(DATA ENTRIES)
▶

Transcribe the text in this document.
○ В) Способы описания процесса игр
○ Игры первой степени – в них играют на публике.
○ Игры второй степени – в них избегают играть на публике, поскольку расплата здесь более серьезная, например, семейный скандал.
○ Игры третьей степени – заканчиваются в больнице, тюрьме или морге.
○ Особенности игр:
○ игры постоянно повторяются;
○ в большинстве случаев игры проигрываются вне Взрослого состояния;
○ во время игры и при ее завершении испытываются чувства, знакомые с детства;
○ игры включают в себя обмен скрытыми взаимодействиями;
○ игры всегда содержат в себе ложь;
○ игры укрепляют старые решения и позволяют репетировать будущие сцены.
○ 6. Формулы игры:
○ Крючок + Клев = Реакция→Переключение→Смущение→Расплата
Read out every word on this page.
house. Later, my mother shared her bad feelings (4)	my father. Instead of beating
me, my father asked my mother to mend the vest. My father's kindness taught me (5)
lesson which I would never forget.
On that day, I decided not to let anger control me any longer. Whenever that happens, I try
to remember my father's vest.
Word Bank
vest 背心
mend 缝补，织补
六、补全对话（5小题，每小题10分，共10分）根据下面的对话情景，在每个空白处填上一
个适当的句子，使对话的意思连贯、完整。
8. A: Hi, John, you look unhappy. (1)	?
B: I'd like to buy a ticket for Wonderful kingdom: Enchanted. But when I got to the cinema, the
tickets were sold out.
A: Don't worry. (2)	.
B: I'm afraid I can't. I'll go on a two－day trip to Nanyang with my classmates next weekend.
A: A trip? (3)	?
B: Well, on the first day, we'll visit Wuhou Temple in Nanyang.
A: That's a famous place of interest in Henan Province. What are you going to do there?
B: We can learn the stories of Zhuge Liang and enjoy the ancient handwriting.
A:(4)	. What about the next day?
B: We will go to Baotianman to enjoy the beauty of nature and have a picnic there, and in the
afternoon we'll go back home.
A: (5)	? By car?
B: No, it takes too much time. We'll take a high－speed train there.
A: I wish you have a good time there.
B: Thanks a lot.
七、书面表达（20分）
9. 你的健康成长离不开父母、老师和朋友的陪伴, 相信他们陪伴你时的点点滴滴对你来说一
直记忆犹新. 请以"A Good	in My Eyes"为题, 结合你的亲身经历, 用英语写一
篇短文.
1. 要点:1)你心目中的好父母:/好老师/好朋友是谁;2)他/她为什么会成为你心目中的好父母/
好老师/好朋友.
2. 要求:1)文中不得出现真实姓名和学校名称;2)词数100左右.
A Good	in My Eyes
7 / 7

◀
▶

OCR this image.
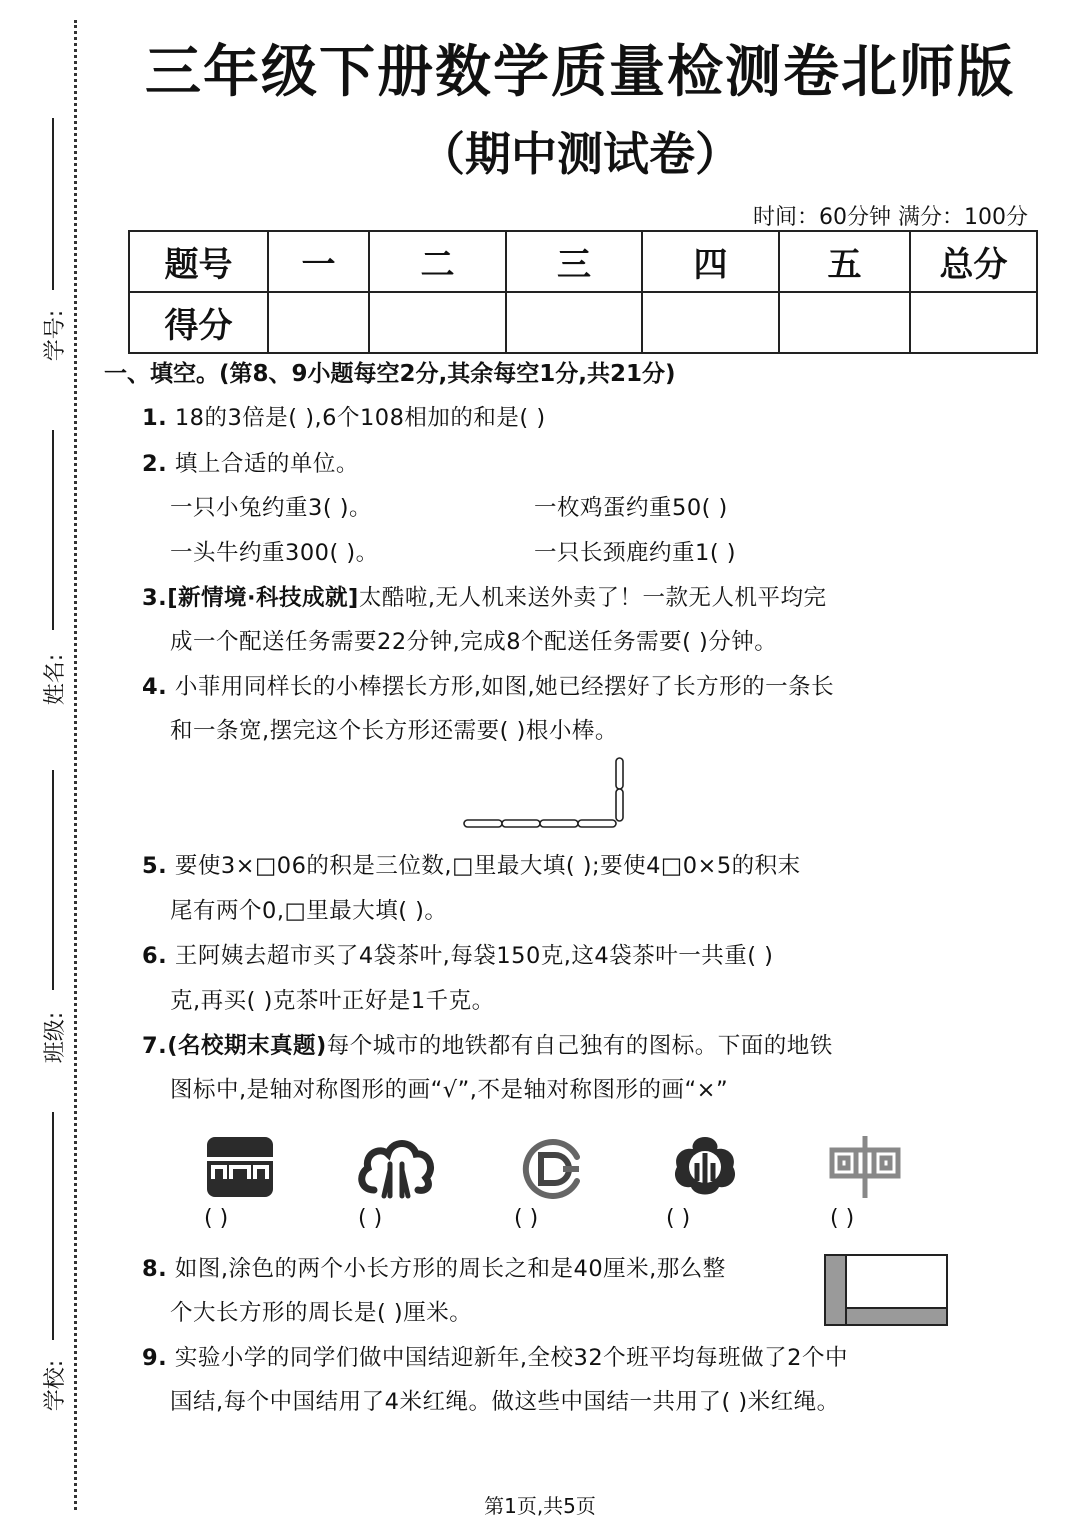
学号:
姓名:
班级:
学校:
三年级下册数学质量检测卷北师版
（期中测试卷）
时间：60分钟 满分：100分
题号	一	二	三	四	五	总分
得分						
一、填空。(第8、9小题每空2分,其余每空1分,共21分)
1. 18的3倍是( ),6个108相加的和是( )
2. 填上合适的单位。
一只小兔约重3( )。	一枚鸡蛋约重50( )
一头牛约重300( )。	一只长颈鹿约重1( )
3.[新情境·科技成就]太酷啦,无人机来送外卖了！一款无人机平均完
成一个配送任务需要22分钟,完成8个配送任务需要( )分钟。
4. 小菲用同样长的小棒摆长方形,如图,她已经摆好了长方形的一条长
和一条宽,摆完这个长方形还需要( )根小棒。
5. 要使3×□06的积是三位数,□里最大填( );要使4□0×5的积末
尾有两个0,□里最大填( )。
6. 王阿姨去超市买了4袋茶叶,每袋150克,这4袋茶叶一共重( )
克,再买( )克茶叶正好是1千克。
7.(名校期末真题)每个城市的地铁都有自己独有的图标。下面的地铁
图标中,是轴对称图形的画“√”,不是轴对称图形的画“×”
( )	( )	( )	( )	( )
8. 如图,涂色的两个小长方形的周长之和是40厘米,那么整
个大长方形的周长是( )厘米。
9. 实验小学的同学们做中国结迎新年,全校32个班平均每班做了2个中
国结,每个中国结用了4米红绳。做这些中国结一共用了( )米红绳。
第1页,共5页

◀

Go over the records above and tally each line that includes "Eyes". Give the total by itself.

2